===== Record list
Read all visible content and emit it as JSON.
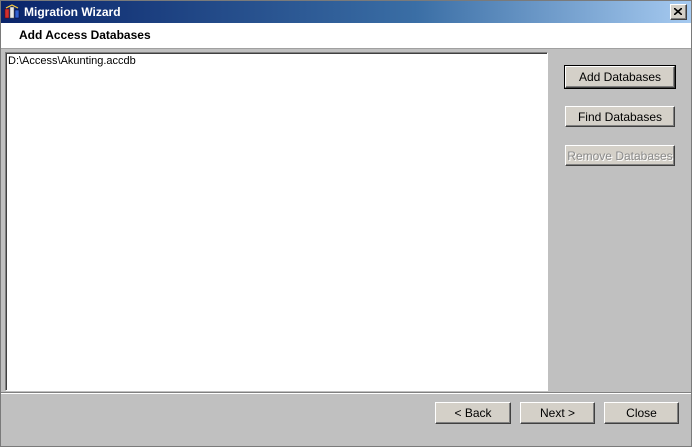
{
  "window": {
    "title": "Migration Wizard",
    "icon": "migration-wizard-icon"
  },
  "header": {
    "title": "Add Access Databases"
  },
  "databases": [
    "D:\\Access\\Akunting.accdb"
  ],
  "side_buttons": {
    "add": "Add Databases",
    "find": "Find Databases",
    "remove": "Remove Databases"
  },
  "nav_buttons": {
    "back": "< Back",
    "next": "Next >",
    "close": "Close"
  }
}
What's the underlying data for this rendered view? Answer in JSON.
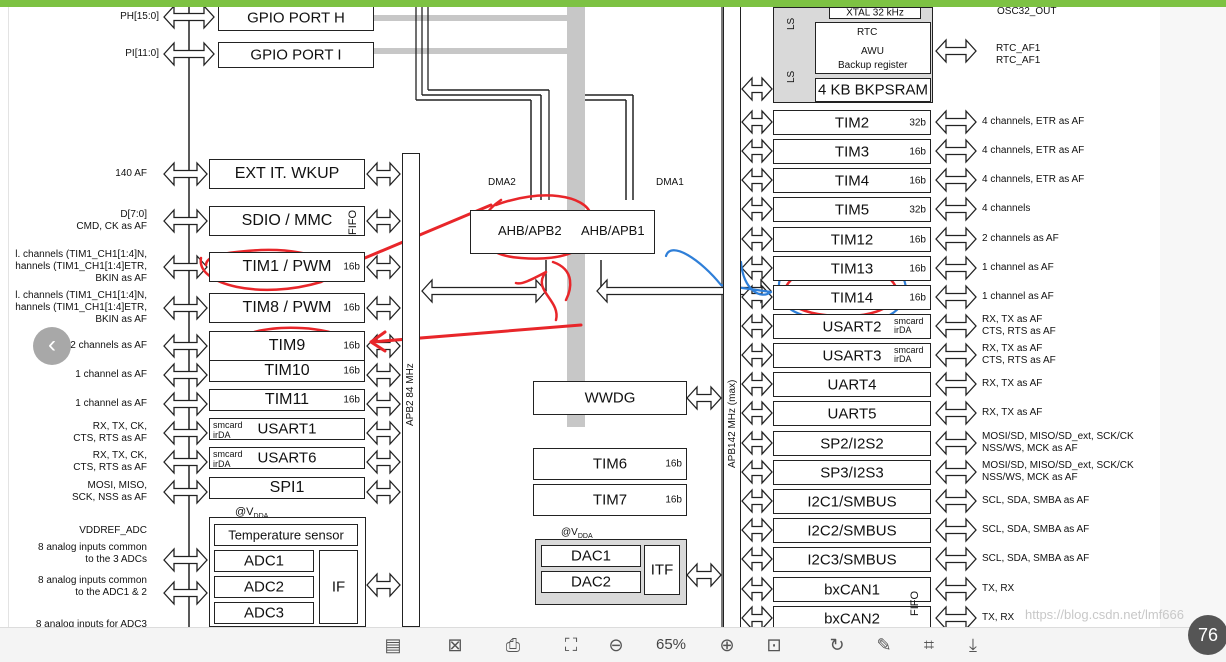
{
  "diagram": {
    "gpio": [
      {
        "port": "GPIO PORT H",
        "pin_label": "PH[15:0]"
      },
      {
        "port": "GPIO PORT I",
        "pin_label": "PI[11:0]"
      }
    ],
    "left_blocks": [
      {
        "name": "EXT IT. WKUP",
        "bits": "",
        "tag": "",
        "label": "140 AF"
      },
      {
        "name": "SDIO / MMC",
        "bits": "",
        "tag": "",
        "label": "D[7:0]\nCMD, CK as AF"
      },
      {
        "name": "TIM1 / PWM",
        "bits": "16b",
        "tag": "",
        "label": "l. channels (TIM1_CH1[1:4]N,\nhannels (TIM1_CH1[1:4]ETR,\nBKIN as AF"
      },
      {
        "name": "TIM8 / PWM",
        "bits": "16b",
        "tag": "",
        "label": "l. channels (TIM1_CH1[1:4]N,\nhannels (TIM1_CH1[1:4]ETR,\nBKIN as AF"
      },
      {
        "name": "TIM9",
        "bits": "16b",
        "tag": "",
        "label": "2 channels as AF"
      },
      {
        "name": "TIM10",
        "bits": "16b",
        "tag": "",
        "label": "1 channel as AF"
      },
      {
        "name": "TIM11",
        "bits": "16b",
        "tag": "",
        "label": "1 channel as AF"
      },
      {
        "name": "USART1",
        "bits": "",
        "tag": "smcard\nirDA",
        "label": "RX, TX, CK,\nCTS, RTS as AF"
      },
      {
        "name": "USART6",
        "bits": "",
        "tag": "smcard\nirDA",
        "label": "RX, TX, CK,\nCTS, RTS as AF"
      },
      {
        "name": "SPI1",
        "bits": "",
        "tag": "",
        "label": "MOSI, MISO,\nSCK, NSS as AF"
      }
    ],
    "fifo": "FIFO",
    "vdda_label": "VDDREF_ADC",
    "at_vdda": "@V",
    "vdda_sub": "DDA",
    "adc_block": {
      "temp": "Temperature sensor",
      "adcs": [
        "ADC1",
        "ADC2",
        "ADC3"
      ],
      "if": "IF"
    },
    "adc_labels": [
      "8 analog inputs common\nto the 3 ADCs",
      "8 analog inputs common\nto the ADC1 & 2",
      "8 analog inputs for ADC3"
    ],
    "apb2_label": "APB2 84 MHz",
    "apb1_label": "APB142  MHz (max)",
    "dma2": "DMA2",
    "dma1": "DMA1",
    "bridge_left": "AHB/APB2",
    "bridge_right": "AHB/APB1",
    "wwdg": "WWDG",
    "tim6": {
      "name": "TIM6",
      "bits": "16b"
    },
    "tim7": {
      "name": "TIM7",
      "bits": "16b"
    },
    "dac": [
      "DAC1",
      "DAC2"
    ],
    "itf": "ITF",
    "rtc": {
      "xtal": "XTAL 32 kHz",
      "title": "RTC",
      "awu": "AWU",
      "backup": "Backup register",
      "ls": "LS",
      "bkpsram": "4 KB BKPSRAM"
    },
    "rtc_labels": {
      "osc": "OSC32_OUT",
      "af": "RTC_AF1\nRTC_AF1"
    },
    "right_blocks": [
      {
        "name": "TIM2",
        "bits": "32b",
        "tag": "",
        "label": "4 channels, ETR as AF"
      },
      {
        "name": "TIM3",
        "bits": "16b",
        "tag": "",
        "label": "4 channels, ETR as AF"
      },
      {
        "name": "TIM4",
        "bits": "16b",
        "tag": "",
        "label": "4 channels, ETR as AF"
      },
      {
        "name": "TIM5",
        "bits": "32b",
        "tag": "",
        "label": "4 channels"
      },
      {
        "name": "TIM12",
        "bits": "16b",
        "tag": "",
        "label": "2 channels as AF"
      },
      {
        "name": "TIM13",
        "bits": "16b",
        "tag": "",
        "label": "1 channel as AF"
      },
      {
        "name": "TIM14",
        "bits": "16b",
        "tag": "",
        "label": "1 channel as AF"
      },
      {
        "name": "USART2",
        "bits": "",
        "tag": "smcard\nirDA",
        "label": "RX, TX as AF\nCTS, RTS as AF"
      },
      {
        "name": "USART3",
        "bits": "",
        "tag": "smcard\nirDA",
        "label": "RX, TX as AF\nCTS, RTS as AF"
      },
      {
        "name": "UART4",
        "bits": "",
        "tag": "",
        "label": "RX, TX as AF"
      },
      {
        "name": "UART5",
        "bits": "",
        "tag": "",
        "label": "RX, TX as AF"
      },
      {
        "name": "SP2/I2S2",
        "bits": "",
        "tag": "",
        "label": "MOSI/SD, MISO/SD_ext, SCK/CK\nNSS/WS, MCK as AF"
      },
      {
        "name": "SP3/I2S3",
        "bits": "",
        "tag": "",
        "label": "MOSI/SD, MISO/SD_ext, SCK/CK\nNSS/WS, MCK as AF"
      },
      {
        "name": "I2C1/SMBUS",
        "bits": "",
        "tag": "",
        "label": "SCL, SDA, SMBA as AF"
      },
      {
        "name": "I2C2/SMBUS",
        "bits": "",
        "tag": "",
        "label": "SCL, SDA, SMBA as AF"
      },
      {
        "name": "I2C3/SMBUS",
        "bits": "",
        "tag": "",
        "label": "SCL, SDA, SMBA as AF"
      },
      {
        "name": "bxCAN1",
        "bits": "",
        "tag": "",
        "label": "TX, RX"
      },
      {
        "name": "bxCAN2",
        "bits": "",
        "tag": "",
        "label": "TX, RX"
      }
    ]
  },
  "viewer": {
    "zoom": "65%",
    "watermark": "https://blog.csdn.net/lmf666",
    "page_badge": "76",
    "nav_prev": "‹",
    "toolbar_icons": [
      "layout-icon",
      "crop-select-icon",
      "translate-icon",
      "fit-page-icon",
      "zoom-out-icon",
      "zoom-in-icon",
      "actual-size-icon",
      "rotate-icon",
      "annotate-icon",
      "crop-icon",
      "download-icon"
    ]
  },
  "colors": {
    "green_bar": "#7dc243",
    "annotation_red": "#e8262a",
    "annotation_blue": "#2f7fd8"
  }
}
==========
All of the records need repeating exactly, except for the pictures.

Read all visible content and emit it as JSON.
{
  "window": {
    "title": "Migration Wizard",
    "icon": "migration-wizard-icon"
  },
  "header": {
    "title": "Add Access Databases"
  },
  "databases": [
    "D:\\Access\\Akunting.accdb"
  ],
  "side_buttons": {
    "add": "Add Databases",
    "find": "Find Databases",
    "remove": "Remove Databases"
  },
  "nav_buttons": {
    "back": "< Back",
    "next": "Next >",
    "close": "Close"
  }
}
What's the underlying data for this rendered view? Answer in JSON.
{
  "diagram": {
    "gpio": [
      {
        "port": "GPIO PORT H",
        "pin_label": "PH[15:0]"
      },
      {
        "port": "GPIO PORT I",
        "pin_label": "PI[11:0]"
      }
    ],
    "left_blocks": [
      {
        "name": "EXT IT. WKUP",
        "bits": "",
        "tag": "",
        "label": "140 AF"
      },
      {
        "name": "SDIO / MMC",
        "bits": "",
        "tag": "",
        "label": "D[7:0]\nCMD, CK as AF"
      },
      {
        "name": "TIM1 / PWM",
        "bits": "16b",
        "tag": "",
        "label": "l. channels (TIM1_CH1[1:4]N,\nhannels (TIM1_CH1[1:4]ETR,\nBKIN as AF"
      },
      {
        "name": "TIM8 / PWM",
        "bits": "16b",
        "tag": "",
        "label": "l. channels (TIM1_CH1[1:4]N,\nhannels (TIM1_CH1[1:4]ETR,\nBKIN as AF"
      },
      {
        "name": "TIM9",
        "bits": "16b",
        "tag": "",
        "label": "2 channels as AF"
      },
      {
        "name": "TIM10",
        "bits": "16b",
        "tag": "",
        "label": "1 channel as AF"
      },
      {
        "name": "TIM11",
        "bits": "16b",
        "tag": "",
        "label": "1 channel as AF"
      },
      {
        "name": "USART1",
        "bits": "",
        "tag": "smcard\nirDA",
        "label": "RX, TX, CK,\nCTS, RTS as AF"
      },
      {
        "name": "USART6",
        "bits": "",
        "tag": "smcard\nirDA",
        "label": "RX, TX, CK,\nCTS, RTS as AF"
      },
      {
        "name": "SPI1",
        "bits": "",
        "tag": "",
        "label": "MOSI, MISO,\nSCK, NSS as AF"
      }
    ],
    "fifo": "FIFO",
    "vdda_label": "VDDREF_ADC",
    "at_vdda": "@V",
    "vdda_sub": "DDA",
    "adc_block": {
      "temp": "Temperature sensor",
      "adcs": [
        "ADC1",
        "ADC2",
        "ADC3"
      ],
      "if": "IF"
    },
    "adc_labels": [
      "8 analog inputs common\nto the 3 ADCs",
      "8 analog inputs common\nto the ADC1 & 2",
      "8 analog inputs for ADC3"
    ],
    "apb2_label": "APB2 84 MHz",
    "apb1_label": "APB142  MHz (max)",
    "dma2": "DMA2",
    "dma1": "DMA1",
    "bridge_left": "AHB/APB2",
    "bridge_right": "AHB/APB1",
    "wwdg": "WWDG",
    "tim6": {
      "name": "TIM6",
      "bits": "16b"
    },
    "tim7": {
      "name": "TIM7",
      "bits": "16b"
    },
    "dac": [
      "DAC1",
      "DAC2"
    ],
    "itf": "ITF",
    "rtc": {
      "xtal": "XTAL 32 kHz",
      "title": "RTC",
      "awu": "AWU",
      "backup": "Backup register",
      "ls": "LS",
      "bkpsram": "4 KB BKPSRAM"
    },
    "rtc_labels": {
      "osc": "OSC32_OUT",
      "af": "RTC_AF1\nRTC_AF1"
    },
    "right_blocks": [
      {
        "name": "TIM2",
        "bits": "32b",
        "tag": "",
        "label": "4 channels, ETR as AF"
      },
      {
        "name": "TIM3",
        "bits": "16b",
        "tag": "",
        "label": "4 channels, ETR as AF"
      },
      {
        "name": "TIM4",
        "bits": "16b",
        "tag": "",
        "label": "4 channels, ETR as AF"
      },
      {
        "name": "TIM5",
        "bits": "32b",
        "tag": "",
        "label": "4 channels"
      },
      {
        "name": "TIM12",
        "bits": "16b",
        "tag": "",
        "label": "2 channels as AF"
      },
      {
        "name": "TIM13",
        "bits": "16b",
        "tag": "",
        "label": "1 channel as AF"
      },
      {
        "name": "TIM14",
        "bits": "16b",
        "tag": "",
        "label": "1 channel as AF"
      },
      {
        "name": "USART2",
        "bits": "",
        "tag": "smcard\nirDA",
        "label": "RX, TX as AF\nCTS, RTS as AF"
      },
      {
        "name": "USART3",
        "bits": "",
        "tag": "smcard\nirDA",
        "label": "RX, TX as AF\nCTS, RTS as AF"
      },
      {
        "name": "UART4",
        "bits": "",
        "tag": "",
        "label": "RX, TX as AF"
      },
      {
        "name": "UART5",
        "bits": "",
        "tag": "",
        "label": "RX, TX as AF"
      },
      {
        "name": "SP2/I2S2",
        "bits": "",
        "tag": "",
        "label": "MOSI/SD, MISO/SD_ext, SCK/CK\nNSS/WS, MCK as AF"
      },
      {
        "name": "SP3/I2S3",
        "bits": "",
        "tag": "",
        "label": "MOSI/SD, MISO/SD_ext, SCK/CK\nNSS/WS, MCK as AF"
      },
      {
        "name": "I2C1/SMBUS",
        "bits": "",
        "tag": "",
        "label": "SCL, SDA, SMBA as AF"
      },
      {
        "name": "I2C2/SMBUS",
        "bits": "",
        "tag": "",
        "label": "SCL, SDA, SMBA as AF"
      },
      {
        "name": "I2C3/SMBUS",
        "bits": "",
        "tag": "",
        "label": "SCL, SDA, SMBA as AF"
      },
      {
        "name": "bxCAN1",
        "bits": "",
        "tag": "",
        "label": "TX, RX"
      },
      {
        "name": "bxCAN2",
        "bits": "",
        "tag": "",
        "label": "TX, RX"
      }
    ]
  },
  "viewer": {
    "zoom": "65%",
    "watermark": "https://blog.csdn.net/lmf666",
    "page_badge": "76",
    "nav_prev": "‹",
    "toolbar_icons": [
      "layout-icon",
      "crop-select-icon",
      "translate-icon",
      "fit-page-icon",
      "zoom-out-icon",
      "zoom-in-icon",
      "actual-size-icon",
      "rotate-icon",
      "annotate-icon",
      "crop-icon",
      "download-icon"
    ]
  },
  "colors": {
    "green_bar": "#7dc243",
    "annotation_red": "#e8262a",
    "annotation_blue": "#2f7fd8"
  }
}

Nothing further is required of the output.